§ WORK INSTRUCTIONS:
Copy each line below that includes "legend".

§ DATA SUPPLIED:
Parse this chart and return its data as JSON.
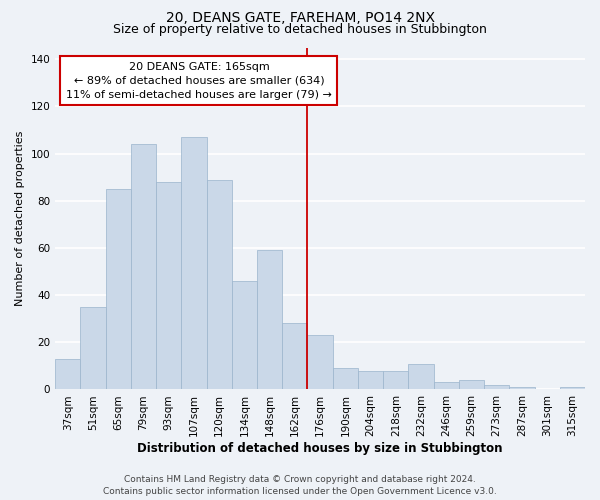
{
  "title": "20, DEANS GATE, FAREHAM, PO14 2NX",
  "subtitle": "Size of property relative to detached houses in Stubbington",
  "xlabel": "Distribution of detached houses by size in Stubbington",
  "ylabel": "Number of detached properties",
  "footer_line1": "Contains HM Land Registry data © Crown copyright and database right 2024.",
  "footer_line2": "Contains public sector information licensed under the Open Government Licence v3.0.",
  "bar_labels": [
    "37sqm",
    "51sqm",
    "65sqm",
    "79sqm",
    "93sqm",
    "107sqm",
    "120sqm",
    "134sqm",
    "148sqm",
    "162sqm",
    "176sqm",
    "190sqm",
    "204sqm",
    "218sqm",
    "232sqm",
    "246sqm",
    "259sqm",
    "273sqm",
    "287sqm",
    "301sqm",
    "315sqm"
  ],
  "bar_values": [
    13,
    35,
    85,
    104,
    88,
    107,
    89,
    46,
    59,
    28,
    23,
    9,
    8,
    8,
    11,
    3,
    4,
    2,
    1,
    0,
    1
  ],
  "bar_color": "#cad8e8",
  "bar_edge_color": "#9ab4cc",
  "annotation_line1": "20 DEANS GATE: 165sqm",
  "annotation_line2": "← 89% of detached houses are smaller (634)",
  "annotation_line3": "11% of semi-detached houses are larger (79) →",
  "annotation_box_color": "#cc0000",
  "vline_x": 9.5,
  "vline_color": "#cc0000",
  "ylim": [
    0,
    145
  ],
  "yticks": [
    0,
    20,
    40,
    60,
    80,
    100,
    120,
    140
  ],
  "bg_color": "#eef2f7",
  "grid_color": "#ffffff",
  "title_fontsize": 10,
  "subtitle_fontsize": 9,
  "xlabel_fontsize": 8.5,
  "ylabel_fontsize": 8,
  "tick_fontsize": 7.5,
  "annotation_fontsize": 8,
  "footer_fontsize": 6.5
}
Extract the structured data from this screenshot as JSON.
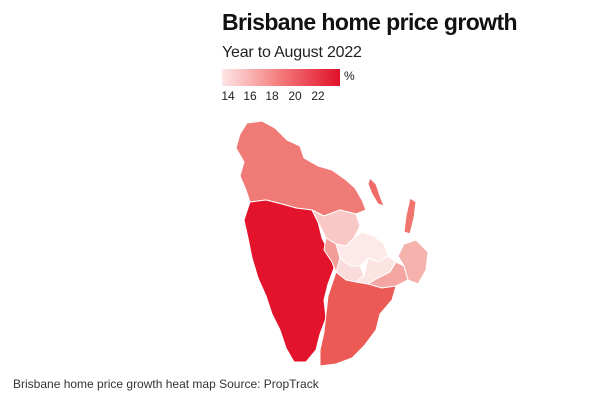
{
  "title": "Brisbane home price growth",
  "subtitle": "Year to August 2022",
  "legend": {
    "unit": "%",
    "ticks": [
      "14",
      "16",
      "18",
      "20",
      "22"
    ],
    "min_color": "#fde3e3",
    "max_color": "#e0102a"
  },
  "regions_color_scale": {
    "low": "#fbe9e9",
    "mid": "#f28b8b",
    "high": "#e3132c"
  },
  "caption": "Brisbane home price growth heat map Source: PropTrack"
}
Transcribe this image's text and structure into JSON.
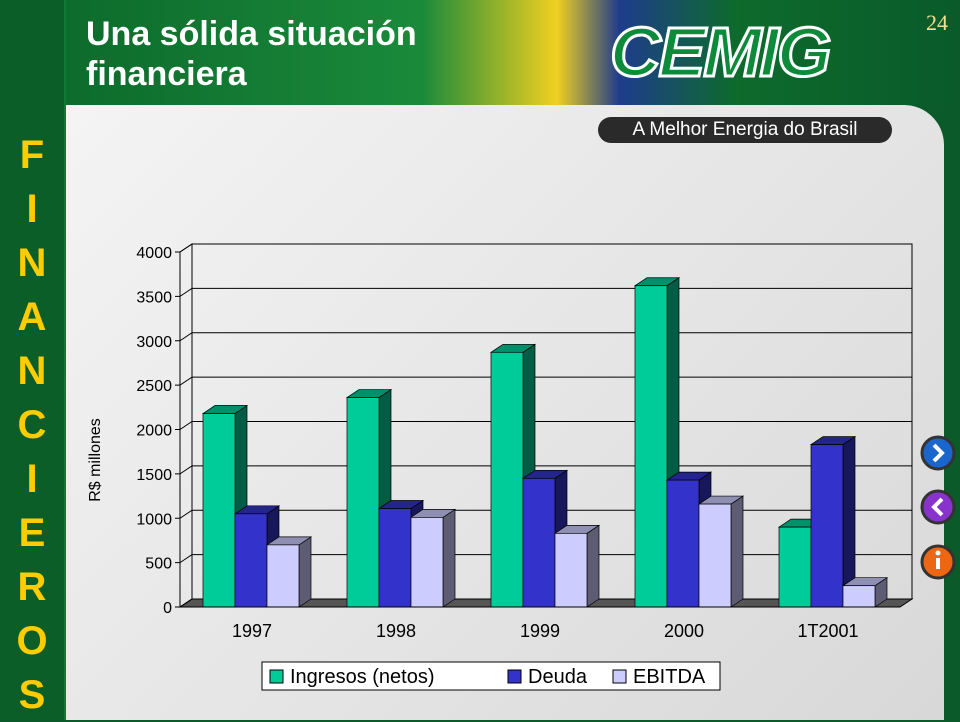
{
  "slide": {
    "title": "Una sólida situación financiera",
    "page_number": "24",
    "side_text": "FINANCIEROS",
    "logo": "CEMIG",
    "tagline": "A Melhor Energia do Brasil"
  },
  "chart_data": {
    "type": "bar",
    "categories": [
      "1997",
      "1998",
      "1999",
      "2000",
      "1T2001"
    ],
    "series": [
      {
        "name": "Ingresos (netos)",
        "color": "#00cc99",
        "values": [
          2180,
          2360,
          2870,
          3620,
          900
        ]
      },
      {
        "name": "Deuda",
        "color": "#3333cc",
        "values": [
          1050,
          1110,
          1450,
          1430,
          1830
        ]
      },
      {
        "name": "EBITDA",
        "color": "#ccccff",
        "values": [
          700,
          1010,
          830,
          1160,
          240
        ]
      }
    ],
    "ylabel": "R$ millones",
    "ylim": [
      0,
      4000
    ],
    "yticks": [
      0,
      500,
      1000,
      1500,
      2000,
      2500,
      3000,
      3500,
      4000
    ],
    "grid": true,
    "legend": "bottom"
  }
}
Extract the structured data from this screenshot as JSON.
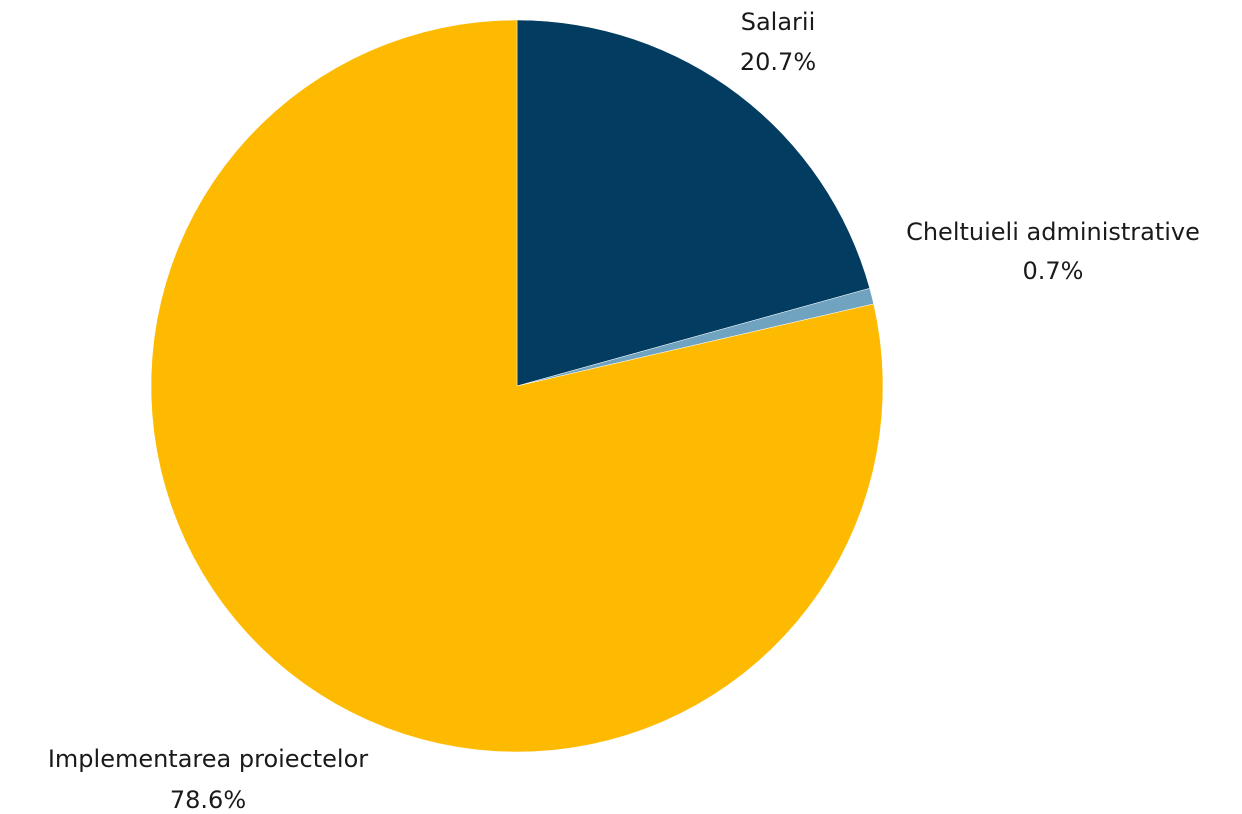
{
  "chart_data": {
    "type": "pie",
    "title": "",
    "start_angle_deg": 0,
    "direction": "clockwise",
    "slices": [
      {
        "label": "Salarii",
        "value": 20.7,
        "value_label": "20.7%",
        "color": "#023D61"
      },
      {
        "label": "Cheltuieli administrative",
        "value": 0.7,
        "value_label": "0.7%",
        "color": "#6FA3BF"
      },
      {
        "label": "Implementarea proiectelor",
        "value": 78.6,
        "value_label": "78.6%",
        "color": "#FDBA01"
      }
    ]
  }
}
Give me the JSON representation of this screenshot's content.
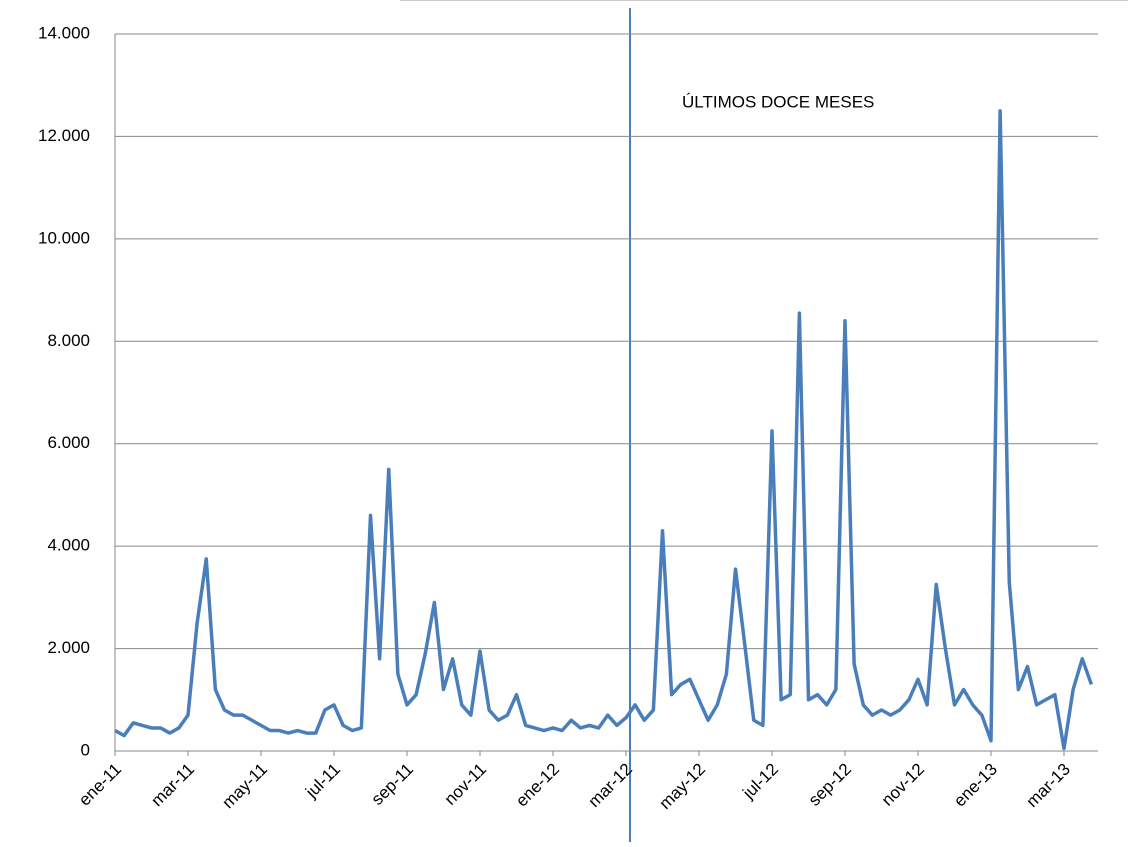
{
  "chart_data": {
    "type": "line",
    "annotation": "ÚLTIMOS DOCE MESES",
    "categories": [
      "ene-11",
      null,
      null,
      null,
      null,
      null,
      null,
      null,
      "mar-11",
      null,
      null,
      null,
      null,
      null,
      null,
      null,
      "may-11",
      null,
      null,
      null,
      null,
      null,
      null,
      null,
      "jul-11",
      null,
      null,
      null,
      null,
      null,
      null,
      null,
      "sep-11",
      null,
      null,
      null,
      null,
      null,
      null,
      null,
      "nov-11",
      null,
      null,
      null,
      null,
      null,
      null,
      null,
      "ene-12",
      null,
      null,
      null,
      null,
      null,
      null,
      null,
      "mar-12",
      null,
      null,
      null,
      null,
      null,
      null,
      null,
      "may-12",
      null,
      null,
      null,
      null,
      null,
      null,
      null,
      "jul-12",
      null,
      null,
      null,
      null,
      null,
      null,
      null,
      "sep-12",
      null,
      null,
      null,
      null,
      null,
      null,
      null,
      "nov-12",
      null,
      null,
      null,
      null,
      null,
      null,
      null,
      "ene-13",
      null,
      null,
      null,
      null,
      null,
      null,
      null,
      "mar-13",
      null,
      null,
      null
    ],
    "series": [
      {
        "color": "#4a7ebb",
        "values": [
          400,
          300,
          550,
          500,
          450,
          450,
          350,
          450,
          700,
          2500,
          3750,
          1200,
          800,
          700,
          700,
          600,
          500,
          400,
          400,
          350,
          400,
          350,
          350,
          800,
          900,
          500,
          400,
          450,
          4600,
          1800,
          5500,
          1500,
          900,
          1100,
          1900,
          2900,
          1200,
          1800,
          900,
          700,
          1950,
          800,
          600,
          700,
          1100,
          500,
          450,
          400,
          450,
          400,
          600,
          450,
          500,
          450,
          700,
          500,
          650,
          900,
          600,
          800,
          4300,
          1100,
          1300,
          1400,
          1000,
          600,
          900,
          1500,
          3550,
          2100,
          600,
          500,
          6250,
          1000,
          1100,
          8550,
          1000,
          1100,
          900,
          1200,
          8400,
          1700,
          900,
          700,
          800,
          700,
          800,
          1000,
          1400,
          900,
          3250,
          2000,
          900,
          1200,
          900,
          700,
          200,
          12500,
          3300,
          1200,
          1650,
          900,
          1000,
          1100,
          50,
          1200,
          1800,
          1300
        ]
      }
    ],
    "ylim": [
      0,
      14000
    ],
    "yticks": [
      0,
      {
        "value": 2000,
        "label": "2.000"
      },
      {
        "value": 4000,
        "label": "4.000"
      },
      {
        "value": 6000,
        "label": "6.000"
      },
      {
        "value": 8000,
        "label": "8.000"
      },
      {
        "value": 10000,
        "label": "10.000"
      },
      {
        "value": 12000,
        "label": "12.000"
      },
      {
        "value": 14000,
        "label": "14.000"
      }
    ],
    "grid": true
  }
}
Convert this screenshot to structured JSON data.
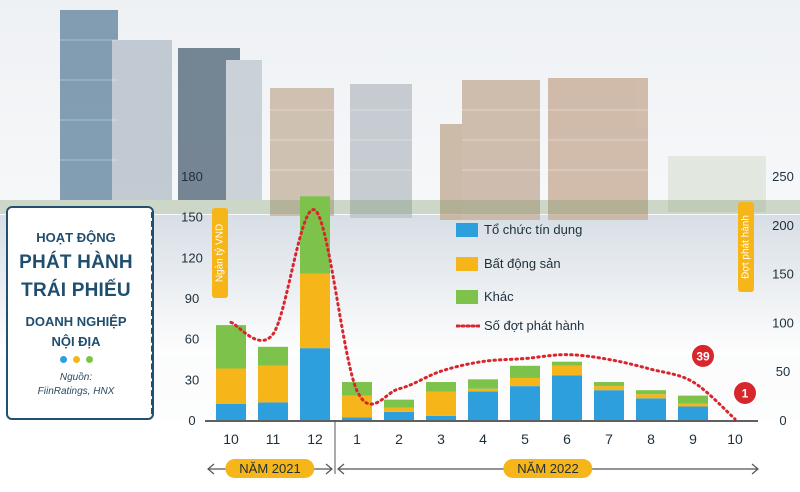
{
  "panel": {
    "title_line1": "HOẠT ĐỘNG",
    "title_line2": "PHÁT HÀNH",
    "title_line3": "TRÁI PHIẾU",
    "title_line4": "DOANH NGHIỆP",
    "title_line5": "NỘI ĐỊA",
    "source_label": "Nguồn:",
    "source_value": "FiinRatings, HNX",
    "dot_colors": [
      "#2d9fdc",
      "#f6b519",
      "#7dc24b"
    ]
  },
  "chart_data": {
    "type": "bar",
    "title": "",
    "categories": [
      "10",
      "11",
      "12",
      "1",
      "2",
      "3",
      "4",
      "5",
      "6",
      "7",
      "8",
      "9",
      "10"
    ],
    "year_groups": [
      {
        "label": "NĂM 2021",
        "categories": [
          "10",
          "11",
          "12"
        ]
      },
      {
        "label": "NĂM 2022",
        "categories": [
          "1",
          "2",
          "3",
          "4",
          "5",
          "6",
          "7",
          "8",
          "9",
          "10"
        ]
      }
    ],
    "ylabel_left": "Ngàn tỷ VND",
    "ylabel_right": "Đợt phát hành",
    "ylim_left": [
      0,
      180
    ],
    "yticks_left": [
      0,
      30,
      60,
      90,
      120,
      150,
      180
    ],
    "ylim_right": [
      0,
      250
    ],
    "yticks_right": [
      0,
      50,
      100,
      150,
      200,
      250
    ],
    "series": [
      {
        "name": "Tổ chức tín dụng",
        "color": "#2d9fdc",
        "values": [
          12,
          13,
          53,
          2,
          6,
          3,
          21,
          25,
          33,
          22,
          16,
          10,
          0
        ]
      },
      {
        "name": "Bất động sản",
        "color": "#f6b519",
        "values": [
          26,
          27,
          55,
          16,
          3,
          18,
          2,
          6,
          7,
          3,
          3,
          2,
          0
        ]
      },
      {
        "name": "Khác",
        "color": "#7dc24b",
        "values": [
          32,
          14,
          57,
          10,
          6,
          7,
          7,
          9,
          3,
          3,
          3,
          6,
          0
        ]
      }
    ],
    "line": {
      "name": "Số đợt phát hành",
      "color": "#d8262d",
      "values": [
        100,
        88,
        215,
        30,
        32,
        50,
        60,
        63,
        67,
        62,
        52,
        39,
        1
      ]
    },
    "annotations": [
      {
        "category_index": 11,
        "text": "39"
      },
      {
        "category_index": 12,
        "text": "1"
      }
    ],
    "legend": "right of plot, top",
    "grid": false
  }
}
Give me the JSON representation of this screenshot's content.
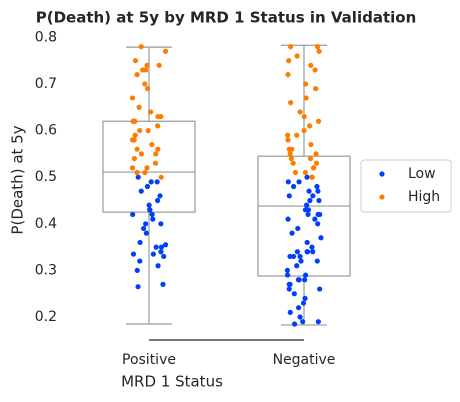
{
  "chart_data": {
    "type": "box",
    "title": "P(Death) at 5y by MRD 1 Status in Validation",
    "x_label": "MRD 1 Status",
    "y_label": "P(Death) at 5y",
    "categories": [
      "Positive",
      "Negative"
    ],
    "boxes": [
      {
        "whislo": 0.185,
        "q1": 0.425,
        "med": 0.511,
        "q3": 0.62,
        "whishi": 0.779
      },
      {
        "whislo": 0.183,
        "q1": 0.288,
        "med": 0.438,
        "q3": 0.545,
        "whishi": 0.783
      }
    ],
    "box_color": "#999999",
    "series": [
      {
        "name": "Low",
        "color": "#023eff",
        "values": [
          [
            0.5,
            0.49,
            0.49,
            0.48,
            0.47,
            0.46,
            0.45,
            0.44,
            0.43,
            0.43,
            0.42,
            0.42,
            0.41,
            0.4,
            0.4,
            0.39,
            0.38,
            0.36,
            0.355,
            0.35,
            0.35,
            0.34,
            0.335,
            0.335,
            0.33,
            0.32,
            0.31,
            0.3,
            0.27,
            0.265
          ],
          [
            0.5,
            0.49,
            0.49,
            0.48,
            0.48,
            0.47,
            0.47,
            0.46,
            0.46,
            0.45,
            0.45,
            0.44,
            0.43,
            0.43,
            0.42,
            0.42,
            0.42,
            0.41,
            0.41,
            0.4,
            0.39,
            0.38,
            0.37,
            0.36,
            0.35,
            0.34,
            0.34,
            0.34,
            0.34,
            0.33,
            0.33,
            0.33,
            0.32,
            0.32,
            0.31,
            0.3,
            0.29,
            0.29,
            0.28,
            0.28,
            0.28,
            0.27,
            0.27,
            0.26,
            0.26,
            0.25,
            0.24,
            0.23,
            0.22,
            0.21,
            0.2,
            0.19,
            0.19,
            0.185
          ]
        ]
      },
      {
        "name": "High",
        "color": "#ff7c00",
        "values": [
          [
            0.78,
            0.77,
            0.75,
            0.74,
            0.74,
            0.73,
            0.73,
            0.72,
            0.7,
            0.69,
            0.67,
            0.65,
            0.64,
            0.63,
            0.63,
            0.62,
            0.62,
            0.61,
            0.6,
            0.6,
            0.59,
            0.58,
            0.58,
            0.57,
            0.56,
            0.56,
            0.55,
            0.55,
            0.54,
            0.53,
            0.52,
            0.52,
            0.51,
            0.51,
            0.5
          ],
          [
            0.78,
            0.78,
            0.77,
            0.76,
            0.75,
            0.74,
            0.73,
            0.72,
            0.7,
            0.69,
            0.67,
            0.66,
            0.64,
            0.63,
            0.62,
            0.61,
            0.6,
            0.59,
            0.59,
            0.58,
            0.57,
            0.56,
            0.56,
            0.55,
            0.55,
            0.54,
            0.54,
            0.53,
            0.53,
            0.52,
            0.52,
            0.51,
            0.51,
            0.5,
            0.5
          ]
        ]
      }
    ],
    "ylim": [
      0.155,
      0.805
    ],
    "yticks": [
      0.2,
      0.3,
      0.4,
      0.5,
      0.6,
      0.7,
      0.8
    ],
    "grid": false,
    "legend": "right"
  }
}
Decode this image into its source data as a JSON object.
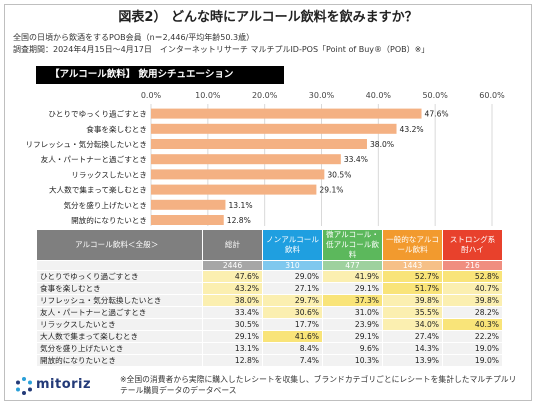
{
  "title": "図表2） どんな時にアルコール飲料を飲みますか？",
  "meta": {
    "line1": "全国の日頃から飲酒をするPOB会員（n＝2,446/平均年齢50.3歳）",
    "line2": "調査期間：2024年4月15日～4月17日　インターネットリサーチ マルチプルID-POS「Point of Buy®（POB）※」"
  },
  "colors": {
    "bar": "#f4b183",
    "grid": "#d9d9d9"
  },
  "chart_data": {
    "type": "bar",
    "orientation": "horizontal",
    "title": "【アルコール飲料】 飲用シチュエーション",
    "categories": [
      "ひとりでゆっくり過ごすとき",
      "食事を楽しむとき",
      "リフレッシュ・気分転換したいとき",
      "友人・パートナーと過ごすとき",
      "リラックスしたいとき",
      "大人数で集まって楽しむとき",
      "気分を盛り上げたいとき",
      "開放的になりたいとき"
    ],
    "values": [
      47.6,
      43.2,
      38.0,
      33.4,
      30.5,
      29.1,
      13.1,
      12.8
    ],
    "value_labels": [
      "47.6%",
      "43.2%",
      "38.0%",
      "33.4%",
      "30.5%",
      "29.1%",
      "13.1%",
      "12.8%"
    ],
    "xlim": [
      0,
      60
    ],
    "ticks": [
      "0.0%",
      "10.0%",
      "20.0%",
      "30.0%",
      "40.0%",
      "50.0%",
      "60.0%"
    ],
    "grid": true
  },
  "table": {
    "header_label": "アルコール飲料＜全般＞",
    "columns": [
      "総計",
      "ノンアルコール飲料",
      "微アルコール・低アルコール飲料",
      "一般的なアルコール飲料",
      "ストロング系酎ハイ"
    ],
    "counts": [
      "2446",
      "310",
      "477",
      "1443",
      "216"
    ],
    "rows": [
      {
        "label": "ひとりでゆっくり過ごすとき",
        "values": [
          "47.6%",
          "29.0%",
          "41.9%",
          "52.7%",
          "52.8%"
        ]
      },
      {
        "label": "食事を楽しむとき",
        "values": [
          "43.2%",
          "27.1%",
          "29.1%",
          "51.7%",
          "40.7%"
        ]
      },
      {
        "label": "リフレッシュ・気分転換したいとき",
        "values": [
          "38.0%",
          "29.7%",
          "37.3%",
          "39.8%",
          "39.8%"
        ]
      },
      {
        "label": "友人・パートナーと過ごすとき",
        "values": [
          "33.4%",
          "30.6%",
          "31.0%",
          "35.5%",
          "28.2%"
        ]
      },
      {
        "label": "リラックスしたいとき",
        "values": [
          "30.5%",
          "17.7%",
          "23.9%",
          "34.0%",
          "40.3%"
        ]
      },
      {
        "label": "大人数で集まって楽しむとき",
        "values": [
          "29.1%",
          "41.6%",
          "29.1%",
          "27.4%",
          "22.2%"
        ]
      },
      {
        "label": "気分を盛り上げたいとき",
        "values": [
          "13.1%",
          "8.4%",
          "9.6%",
          "14.3%",
          "19.0%"
        ]
      },
      {
        "label": "開放的になりたいとき",
        "values": [
          "12.8%",
          "7.4%",
          "10.3%",
          "13.9%",
          "19.0%"
        ]
      }
    ]
  },
  "logo": {
    "text": "mitoriz"
  },
  "note": "※全国の消費者から実際に購入したレシートを収集し、ブランドカテゴリごとにレシートを集計したマルチプルリテール購買データのデータベース"
}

§ OUTPUT OF THE EXERCISE:
  "legend": {
    "legend": "bottom"
    "legend": "right of plot, top",
    "legend": "right"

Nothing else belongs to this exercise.